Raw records

• • • •

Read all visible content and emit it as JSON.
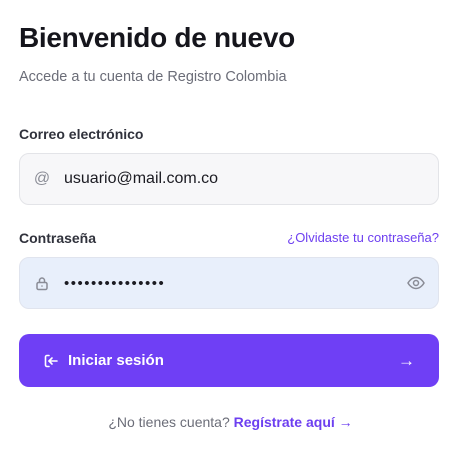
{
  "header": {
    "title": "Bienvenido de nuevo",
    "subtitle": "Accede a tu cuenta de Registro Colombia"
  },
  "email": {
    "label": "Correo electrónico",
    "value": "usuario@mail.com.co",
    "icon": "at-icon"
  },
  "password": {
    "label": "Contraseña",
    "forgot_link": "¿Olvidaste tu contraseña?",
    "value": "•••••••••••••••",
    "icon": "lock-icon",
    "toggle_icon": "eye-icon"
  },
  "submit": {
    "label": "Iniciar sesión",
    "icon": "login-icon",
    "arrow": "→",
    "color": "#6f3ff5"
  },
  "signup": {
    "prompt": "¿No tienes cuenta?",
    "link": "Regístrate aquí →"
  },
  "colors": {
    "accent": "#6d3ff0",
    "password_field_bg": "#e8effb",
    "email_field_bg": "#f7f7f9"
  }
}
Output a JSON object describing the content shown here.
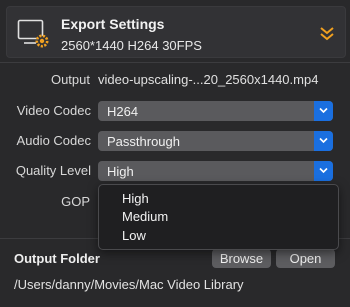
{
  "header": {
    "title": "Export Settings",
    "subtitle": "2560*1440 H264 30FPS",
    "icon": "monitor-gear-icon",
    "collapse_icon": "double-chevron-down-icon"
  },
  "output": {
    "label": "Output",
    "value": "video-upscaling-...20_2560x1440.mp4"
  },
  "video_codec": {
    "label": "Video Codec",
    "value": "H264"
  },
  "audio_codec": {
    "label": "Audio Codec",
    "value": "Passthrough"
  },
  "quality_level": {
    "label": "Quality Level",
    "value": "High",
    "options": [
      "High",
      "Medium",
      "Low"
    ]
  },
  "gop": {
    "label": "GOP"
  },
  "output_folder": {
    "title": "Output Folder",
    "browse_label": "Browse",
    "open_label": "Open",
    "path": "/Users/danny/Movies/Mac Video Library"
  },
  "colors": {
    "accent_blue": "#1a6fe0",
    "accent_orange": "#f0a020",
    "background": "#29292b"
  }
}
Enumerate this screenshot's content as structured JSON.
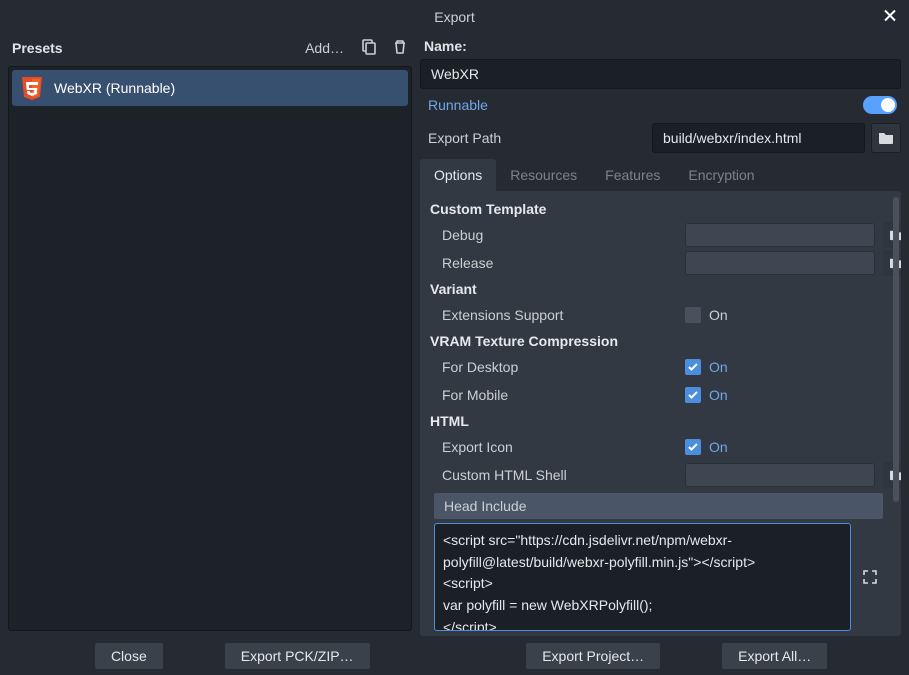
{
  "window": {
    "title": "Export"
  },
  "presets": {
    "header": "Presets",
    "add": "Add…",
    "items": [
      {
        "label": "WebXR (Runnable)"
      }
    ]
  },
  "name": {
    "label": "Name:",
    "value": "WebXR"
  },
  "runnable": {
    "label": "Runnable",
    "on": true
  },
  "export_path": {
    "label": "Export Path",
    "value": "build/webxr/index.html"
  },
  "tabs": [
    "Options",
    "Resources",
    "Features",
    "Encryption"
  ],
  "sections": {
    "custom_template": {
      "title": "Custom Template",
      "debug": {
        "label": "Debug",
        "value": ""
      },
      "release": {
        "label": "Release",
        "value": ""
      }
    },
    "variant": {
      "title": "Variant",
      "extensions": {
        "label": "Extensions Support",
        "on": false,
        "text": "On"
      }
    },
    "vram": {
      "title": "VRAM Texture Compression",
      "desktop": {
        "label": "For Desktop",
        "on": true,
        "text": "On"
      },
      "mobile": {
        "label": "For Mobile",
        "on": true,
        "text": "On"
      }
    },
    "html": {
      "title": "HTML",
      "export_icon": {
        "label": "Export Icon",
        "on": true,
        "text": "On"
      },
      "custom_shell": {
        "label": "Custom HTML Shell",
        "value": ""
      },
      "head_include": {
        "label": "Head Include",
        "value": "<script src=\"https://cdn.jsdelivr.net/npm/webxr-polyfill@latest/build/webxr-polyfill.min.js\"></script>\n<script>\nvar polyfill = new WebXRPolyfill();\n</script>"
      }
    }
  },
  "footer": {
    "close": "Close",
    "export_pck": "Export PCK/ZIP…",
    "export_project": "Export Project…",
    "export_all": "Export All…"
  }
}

• • • •

Job — The records above are to be restated exactly, without their pictures.

The answer —
Read all visible content and emit it as JSON.
{
  "header": {
    "title": "Bienvenido de nuevo",
    "subtitle": "Accede a tu cuenta de Registro Colombia"
  },
  "email": {
    "label": "Correo electrónico",
    "value": "usuario@mail.com.co",
    "icon": "at-icon"
  },
  "password": {
    "label": "Contraseña",
    "forgot_link": "¿Olvidaste tu contraseña?",
    "value": "•••••••••••••••",
    "icon": "lock-icon",
    "toggle_icon": "eye-icon"
  },
  "submit": {
    "label": "Iniciar sesión",
    "icon": "login-icon",
    "arrow": "→",
    "color": "#6f3ff5"
  },
  "signup": {
    "prompt": "¿No tienes cuenta?",
    "link": "Regístrate aquí →"
  },
  "colors": {
    "accent": "#6d3ff0",
    "password_field_bg": "#e8effb",
    "email_field_bg": "#f7f7f9"
  }
}
Output a JSON object describing the content shown here.
{
  "header": {
    "title": "Export Settings",
    "subtitle": "2560*1440 H264 30FPS",
    "icon": "monitor-gear-icon",
    "collapse_icon": "double-chevron-down-icon"
  },
  "output": {
    "label": "Output",
    "value": "video-upscaling-...20_2560x1440.mp4"
  },
  "video_codec": {
    "label": "Video Codec",
    "value": "H264"
  },
  "audio_codec": {
    "label": "Audio Codec",
    "value": "Passthrough"
  },
  "quality_level": {
    "label": "Quality Level",
    "value": "High",
    "options": [
      "High",
      "Medium",
      "Low"
    ]
  },
  "gop": {
    "label": "GOP"
  },
  "output_folder": {
    "title": "Output Folder",
    "browse_label": "Browse",
    "open_label": "Open",
    "path": "/Users/danny/Movies/Mac Video Library"
  },
  "colors": {
    "accent_blue": "#1a6fe0",
    "accent_orange": "#f0a020",
    "background": "#29292b"
  }
}
Enumerate this screenshot's content as structured JSON.
{
  "window": {
    "title": "Export"
  },
  "presets": {
    "header": "Presets",
    "add": "Add…",
    "items": [
      {
        "label": "WebXR (Runnable)"
      }
    ]
  },
  "name": {
    "label": "Name:",
    "value": "WebXR"
  },
  "runnable": {
    "label": "Runnable",
    "on": true
  },
  "export_path": {
    "label": "Export Path",
    "value": "build/webxr/index.html"
  },
  "tabs": [
    "Options",
    "Resources",
    "Features",
    "Encryption"
  ],
  "sections": {
    "custom_template": {
      "title": "Custom Template",
      "debug": {
        "label": "Debug",
        "value": ""
      },
      "release": {
        "label": "Release",
        "value": ""
      }
    },
    "variant": {
      "title": "Variant",
      "extensions": {
        "label": "Extensions Support",
        "on": false,
        "text": "On"
      }
    },
    "vram": {
      "title": "VRAM Texture Compression",
      "desktop": {
        "label": "For Desktop",
        "on": true,
        "text": "On"
      },
      "mobile": {
        "label": "For Mobile",
        "on": true,
        "text": "On"
      }
    },
    "html": {
      "title": "HTML",
      "export_icon": {
        "label": "Export Icon",
        "on": true,
        "text": "On"
      },
      "custom_shell": {
        "label": "Custom HTML Shell",
        "value": ""
      },
      "head_include": {
        "label": "Head Include",
        "value": "<script src=\"https://cdn.jsdelivr.net/npm/webxr-polyfill@latest/build/webxr-polyfill.min.js\"></script>\n<script>\nvar polyfill = new WebXRPolyfill();\n</script>"
      }
    }
  },
  "footer": {
    "close": "Close",
    "export_pck": "Export PCK/ZIP…",
    "export_project": "Export Project…",
    "export_all": "Export All…"
  }
}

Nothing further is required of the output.